_EXERCISE BRIEF_
Print the entire listing. Each line must match the original exactly.

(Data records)
■ ■ ■

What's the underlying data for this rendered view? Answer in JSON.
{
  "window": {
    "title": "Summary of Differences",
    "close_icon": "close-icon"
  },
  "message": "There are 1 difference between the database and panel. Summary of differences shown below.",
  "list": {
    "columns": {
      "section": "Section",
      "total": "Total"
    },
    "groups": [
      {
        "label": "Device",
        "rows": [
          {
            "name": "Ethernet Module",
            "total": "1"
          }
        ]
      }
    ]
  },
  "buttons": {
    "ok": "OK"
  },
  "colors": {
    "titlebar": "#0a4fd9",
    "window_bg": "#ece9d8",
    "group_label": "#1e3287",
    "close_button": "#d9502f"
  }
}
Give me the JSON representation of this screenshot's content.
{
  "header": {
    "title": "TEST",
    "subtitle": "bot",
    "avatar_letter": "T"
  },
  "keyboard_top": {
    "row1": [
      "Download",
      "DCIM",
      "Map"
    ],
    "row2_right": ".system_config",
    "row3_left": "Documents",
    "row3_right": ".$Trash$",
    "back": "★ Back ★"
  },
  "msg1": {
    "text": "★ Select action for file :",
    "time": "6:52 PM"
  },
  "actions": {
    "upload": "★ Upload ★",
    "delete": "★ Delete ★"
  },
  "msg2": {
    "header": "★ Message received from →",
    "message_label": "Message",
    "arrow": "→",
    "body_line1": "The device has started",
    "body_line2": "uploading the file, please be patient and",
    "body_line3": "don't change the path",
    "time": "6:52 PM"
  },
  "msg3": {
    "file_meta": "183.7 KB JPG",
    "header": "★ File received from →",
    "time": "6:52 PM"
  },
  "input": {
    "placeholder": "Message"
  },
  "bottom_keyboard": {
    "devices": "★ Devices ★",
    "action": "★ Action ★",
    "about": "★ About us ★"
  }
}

■ ■ ■

_WRITTEN ANSWER_
What's the underlying data for this rendered view? Answer in JSON.
{
  "window": {
    "title": "Summary of Differences",
    "close_icon": "close-icon"
  },
  "message": "There are 1 difference between the database and panel. Summary of differences shown below.",
  "list": {
    "columns": {
      "section": "Section",
      "total": "Total"
    },
    "groups": [
      {
        "label": "Device",
        "rows": [
          {
            "name": "Ethernet Module",
            "total": "1"
          }
        ]
      }
    ]
  },
  "buttons": {
    "ok": "OK"
  },
  "colors": {
    "titlebar": "#0a4fd9",
    "window_bg": "#ece9d8",
    "group_label": "#1e3287",
    "close_button": "#d9502f"
  }
}
Give me the JSON representation of this screenshot's content.
{
  "header": {
    "title": "TEST",
    "subtitle": "bot",
    "avatar_letter": "T"
  },
  "keyboard_top": {
    "row1": [
      "Download",
      "DCIM",
      "Map"
    ],
    "row2_right": ".system_config",
    "row3_left": "Documents",
    "row3_right": ".$Trash$",
    "back": "★ Back ★"
  },
  "msg1": {
    "text": "★ Select action for file :",
    "time": "6:52 PM"
  },
  "actions": {
    "upload": "★ Upload ★",
    "delete": "★ Delete ★"
  },
  "msg2": {
    "header": "★ Message received from →",
    "message_label": "Message",
    "arrow": "→",
    "body_line1": "The device has started",
    "body_line2": "uploading the file, please be patient and",
    "body_line3": "don't change the path",
    "time": "6:52 PM"
  },
  "msg3": {
    "file_meta": "183.7 KB JPG",
    "header": "★ File received from →",
    "time": "6:52 PM"
  },
  "input": {
    "placeholder": "Message"
  },
  "bottom_keyboard": {
    "devices": "★ Devices ★",
    "action": "★ Action ★",
    "about": "★ About us ★"
  }
}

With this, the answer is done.